◆ **Task goal**
Scan the entries below for the word "SDTVAR". Copy each line that has it.

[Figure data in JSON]
_ _ _ _
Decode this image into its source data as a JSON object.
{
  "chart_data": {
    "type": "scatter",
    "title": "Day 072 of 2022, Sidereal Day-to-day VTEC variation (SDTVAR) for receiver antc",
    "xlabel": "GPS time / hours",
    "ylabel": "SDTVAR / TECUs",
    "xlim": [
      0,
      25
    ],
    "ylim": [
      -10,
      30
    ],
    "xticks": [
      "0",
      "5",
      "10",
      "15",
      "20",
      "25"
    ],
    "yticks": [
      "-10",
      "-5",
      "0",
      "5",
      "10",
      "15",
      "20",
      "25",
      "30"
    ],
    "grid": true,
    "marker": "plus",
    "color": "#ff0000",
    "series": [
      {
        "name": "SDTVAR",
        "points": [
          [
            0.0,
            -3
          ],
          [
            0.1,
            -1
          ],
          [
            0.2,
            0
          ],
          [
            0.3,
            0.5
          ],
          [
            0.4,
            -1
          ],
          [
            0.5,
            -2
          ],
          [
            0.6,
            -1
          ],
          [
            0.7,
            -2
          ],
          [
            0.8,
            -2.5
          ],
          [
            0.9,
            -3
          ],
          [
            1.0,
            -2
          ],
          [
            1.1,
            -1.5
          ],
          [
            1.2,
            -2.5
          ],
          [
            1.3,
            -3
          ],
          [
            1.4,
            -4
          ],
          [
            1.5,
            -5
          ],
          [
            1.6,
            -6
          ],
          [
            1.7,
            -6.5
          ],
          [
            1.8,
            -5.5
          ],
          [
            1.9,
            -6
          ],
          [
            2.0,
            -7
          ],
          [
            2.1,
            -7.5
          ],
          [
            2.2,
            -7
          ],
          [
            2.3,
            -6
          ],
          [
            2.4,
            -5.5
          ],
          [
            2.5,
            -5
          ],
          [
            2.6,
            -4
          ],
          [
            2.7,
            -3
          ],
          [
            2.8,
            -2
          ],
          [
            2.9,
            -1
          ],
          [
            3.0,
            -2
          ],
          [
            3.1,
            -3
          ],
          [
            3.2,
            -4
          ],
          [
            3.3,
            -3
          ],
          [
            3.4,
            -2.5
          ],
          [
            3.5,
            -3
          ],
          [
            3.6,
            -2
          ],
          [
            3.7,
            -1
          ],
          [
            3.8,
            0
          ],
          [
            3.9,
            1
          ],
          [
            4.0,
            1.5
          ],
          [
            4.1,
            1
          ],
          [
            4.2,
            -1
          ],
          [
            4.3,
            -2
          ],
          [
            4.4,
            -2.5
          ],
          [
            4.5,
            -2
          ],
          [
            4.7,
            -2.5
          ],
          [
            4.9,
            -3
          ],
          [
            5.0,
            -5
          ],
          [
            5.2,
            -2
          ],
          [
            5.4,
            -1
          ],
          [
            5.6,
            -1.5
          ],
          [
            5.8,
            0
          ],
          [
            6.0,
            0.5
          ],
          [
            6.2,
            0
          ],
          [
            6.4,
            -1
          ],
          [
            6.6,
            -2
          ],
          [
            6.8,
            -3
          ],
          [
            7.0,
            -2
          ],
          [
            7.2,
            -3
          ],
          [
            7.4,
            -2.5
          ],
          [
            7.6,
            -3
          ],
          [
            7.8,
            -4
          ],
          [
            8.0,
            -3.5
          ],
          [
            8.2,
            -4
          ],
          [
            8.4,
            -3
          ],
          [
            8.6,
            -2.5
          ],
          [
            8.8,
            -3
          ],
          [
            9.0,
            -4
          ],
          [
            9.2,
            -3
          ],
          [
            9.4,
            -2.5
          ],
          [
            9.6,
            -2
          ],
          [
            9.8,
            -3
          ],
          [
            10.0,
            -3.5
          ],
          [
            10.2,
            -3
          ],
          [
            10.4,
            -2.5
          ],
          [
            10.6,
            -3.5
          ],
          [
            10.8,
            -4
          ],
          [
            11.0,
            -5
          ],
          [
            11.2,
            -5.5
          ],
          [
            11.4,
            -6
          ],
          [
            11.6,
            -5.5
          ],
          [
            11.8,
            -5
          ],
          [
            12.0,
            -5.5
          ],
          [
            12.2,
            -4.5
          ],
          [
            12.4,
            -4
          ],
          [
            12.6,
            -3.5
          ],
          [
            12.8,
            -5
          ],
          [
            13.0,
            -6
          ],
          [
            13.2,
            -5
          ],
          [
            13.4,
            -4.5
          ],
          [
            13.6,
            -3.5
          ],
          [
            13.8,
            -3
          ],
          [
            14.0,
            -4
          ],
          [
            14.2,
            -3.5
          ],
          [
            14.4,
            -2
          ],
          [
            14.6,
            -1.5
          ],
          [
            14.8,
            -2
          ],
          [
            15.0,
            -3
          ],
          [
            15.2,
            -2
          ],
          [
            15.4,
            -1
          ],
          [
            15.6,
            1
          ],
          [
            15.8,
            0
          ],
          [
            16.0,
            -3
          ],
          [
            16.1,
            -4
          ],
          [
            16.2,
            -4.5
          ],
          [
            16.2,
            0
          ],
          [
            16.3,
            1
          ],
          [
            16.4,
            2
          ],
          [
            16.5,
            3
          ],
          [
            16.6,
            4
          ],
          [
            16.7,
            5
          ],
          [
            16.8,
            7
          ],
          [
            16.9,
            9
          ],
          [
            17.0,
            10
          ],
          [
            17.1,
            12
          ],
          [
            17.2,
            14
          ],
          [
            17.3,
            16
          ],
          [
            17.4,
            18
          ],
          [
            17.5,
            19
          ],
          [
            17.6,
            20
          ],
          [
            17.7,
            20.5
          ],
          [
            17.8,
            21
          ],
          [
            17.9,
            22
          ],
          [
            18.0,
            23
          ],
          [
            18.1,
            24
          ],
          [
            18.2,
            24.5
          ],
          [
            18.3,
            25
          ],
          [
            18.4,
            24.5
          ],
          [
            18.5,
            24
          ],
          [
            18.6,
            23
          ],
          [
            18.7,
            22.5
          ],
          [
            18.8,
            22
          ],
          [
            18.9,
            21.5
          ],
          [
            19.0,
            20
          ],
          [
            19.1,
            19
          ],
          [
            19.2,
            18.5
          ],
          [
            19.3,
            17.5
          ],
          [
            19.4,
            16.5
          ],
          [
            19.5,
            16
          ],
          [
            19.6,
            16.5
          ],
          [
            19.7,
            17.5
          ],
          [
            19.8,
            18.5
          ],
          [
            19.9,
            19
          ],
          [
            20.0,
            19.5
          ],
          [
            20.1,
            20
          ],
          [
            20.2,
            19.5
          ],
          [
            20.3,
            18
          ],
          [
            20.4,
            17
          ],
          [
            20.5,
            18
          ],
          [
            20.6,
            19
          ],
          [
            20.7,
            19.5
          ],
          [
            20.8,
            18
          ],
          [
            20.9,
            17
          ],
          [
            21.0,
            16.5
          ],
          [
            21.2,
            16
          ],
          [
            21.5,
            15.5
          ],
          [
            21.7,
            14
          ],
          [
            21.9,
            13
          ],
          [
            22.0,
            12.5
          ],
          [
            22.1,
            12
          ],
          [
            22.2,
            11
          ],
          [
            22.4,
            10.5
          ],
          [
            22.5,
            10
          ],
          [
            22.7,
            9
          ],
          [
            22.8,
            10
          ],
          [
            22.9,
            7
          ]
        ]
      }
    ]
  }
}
_ _ _ _
◆ **Exercise response**
    "title": "Day 072 of 2022, Sidereal Day-to-day VTEC variation (SDTVAR) for receiver antc",
    "ylabel": "SDTVAR / TECUs",
        "name": "SDTVAR",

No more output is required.